Stored items
-------

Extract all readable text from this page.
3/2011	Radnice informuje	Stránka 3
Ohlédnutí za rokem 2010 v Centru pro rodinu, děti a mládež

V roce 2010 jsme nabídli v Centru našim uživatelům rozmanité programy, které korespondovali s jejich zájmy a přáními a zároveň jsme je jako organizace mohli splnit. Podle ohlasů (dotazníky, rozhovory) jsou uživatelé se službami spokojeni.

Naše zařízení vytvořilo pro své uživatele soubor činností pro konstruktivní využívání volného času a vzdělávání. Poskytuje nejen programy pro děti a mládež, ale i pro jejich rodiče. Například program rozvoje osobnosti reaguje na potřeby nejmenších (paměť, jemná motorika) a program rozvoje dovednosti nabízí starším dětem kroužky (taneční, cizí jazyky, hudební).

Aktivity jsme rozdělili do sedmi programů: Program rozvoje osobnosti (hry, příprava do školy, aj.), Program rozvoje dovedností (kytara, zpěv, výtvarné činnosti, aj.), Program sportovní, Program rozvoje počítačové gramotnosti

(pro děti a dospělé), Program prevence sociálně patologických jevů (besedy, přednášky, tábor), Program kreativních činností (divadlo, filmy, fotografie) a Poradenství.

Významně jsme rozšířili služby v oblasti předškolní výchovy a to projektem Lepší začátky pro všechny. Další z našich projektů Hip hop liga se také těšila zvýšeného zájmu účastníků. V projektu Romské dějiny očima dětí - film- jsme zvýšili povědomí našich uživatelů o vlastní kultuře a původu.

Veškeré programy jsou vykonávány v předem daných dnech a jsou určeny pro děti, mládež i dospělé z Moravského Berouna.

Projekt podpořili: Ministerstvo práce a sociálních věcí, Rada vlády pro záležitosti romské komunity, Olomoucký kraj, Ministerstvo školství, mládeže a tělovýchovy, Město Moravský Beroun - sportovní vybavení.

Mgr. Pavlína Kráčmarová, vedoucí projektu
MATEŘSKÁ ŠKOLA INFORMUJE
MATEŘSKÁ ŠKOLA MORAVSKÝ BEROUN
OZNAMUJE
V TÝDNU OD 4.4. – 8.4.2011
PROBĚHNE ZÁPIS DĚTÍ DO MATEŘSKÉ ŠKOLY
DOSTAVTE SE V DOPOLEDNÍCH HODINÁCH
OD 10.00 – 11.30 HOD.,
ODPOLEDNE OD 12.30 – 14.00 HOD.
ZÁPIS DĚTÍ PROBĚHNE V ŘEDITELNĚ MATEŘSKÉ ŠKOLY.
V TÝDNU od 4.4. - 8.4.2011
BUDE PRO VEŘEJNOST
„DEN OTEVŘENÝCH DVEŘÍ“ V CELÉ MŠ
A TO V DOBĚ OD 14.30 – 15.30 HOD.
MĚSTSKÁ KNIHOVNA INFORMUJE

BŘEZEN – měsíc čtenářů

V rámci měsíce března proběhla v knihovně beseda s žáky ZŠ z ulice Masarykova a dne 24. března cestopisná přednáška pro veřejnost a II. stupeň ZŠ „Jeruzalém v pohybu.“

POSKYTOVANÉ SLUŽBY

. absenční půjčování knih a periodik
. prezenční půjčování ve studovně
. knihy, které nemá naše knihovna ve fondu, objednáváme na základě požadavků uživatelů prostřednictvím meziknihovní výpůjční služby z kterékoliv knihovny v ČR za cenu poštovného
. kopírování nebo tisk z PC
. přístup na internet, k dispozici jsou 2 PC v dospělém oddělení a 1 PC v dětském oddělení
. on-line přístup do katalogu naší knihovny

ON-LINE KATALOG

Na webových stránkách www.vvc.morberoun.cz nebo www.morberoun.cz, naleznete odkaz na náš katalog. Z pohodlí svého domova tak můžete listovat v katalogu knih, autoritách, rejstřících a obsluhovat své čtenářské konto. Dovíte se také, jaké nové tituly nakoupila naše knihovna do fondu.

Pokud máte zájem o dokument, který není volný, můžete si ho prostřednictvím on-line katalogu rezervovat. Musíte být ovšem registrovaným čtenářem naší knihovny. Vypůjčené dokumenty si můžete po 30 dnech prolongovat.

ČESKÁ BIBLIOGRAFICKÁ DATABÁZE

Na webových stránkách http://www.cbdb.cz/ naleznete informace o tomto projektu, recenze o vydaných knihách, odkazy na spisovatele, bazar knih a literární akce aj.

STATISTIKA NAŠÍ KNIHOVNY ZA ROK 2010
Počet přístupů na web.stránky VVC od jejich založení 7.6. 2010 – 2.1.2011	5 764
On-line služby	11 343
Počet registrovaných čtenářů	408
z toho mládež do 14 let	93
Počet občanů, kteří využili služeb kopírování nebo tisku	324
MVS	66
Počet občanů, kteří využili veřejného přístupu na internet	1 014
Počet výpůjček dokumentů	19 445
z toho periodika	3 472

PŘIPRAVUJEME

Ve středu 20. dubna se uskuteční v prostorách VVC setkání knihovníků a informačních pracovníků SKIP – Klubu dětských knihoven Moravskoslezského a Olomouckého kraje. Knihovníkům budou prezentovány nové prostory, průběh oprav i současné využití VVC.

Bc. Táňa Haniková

-------

• [What is being asked] From the data above, copy out every line with the string "kopírování" in it.

• [The answer]
. kopírování nebo tisk z PC
Počet občanů, kteří využili služeb kopírování nebo tisku	324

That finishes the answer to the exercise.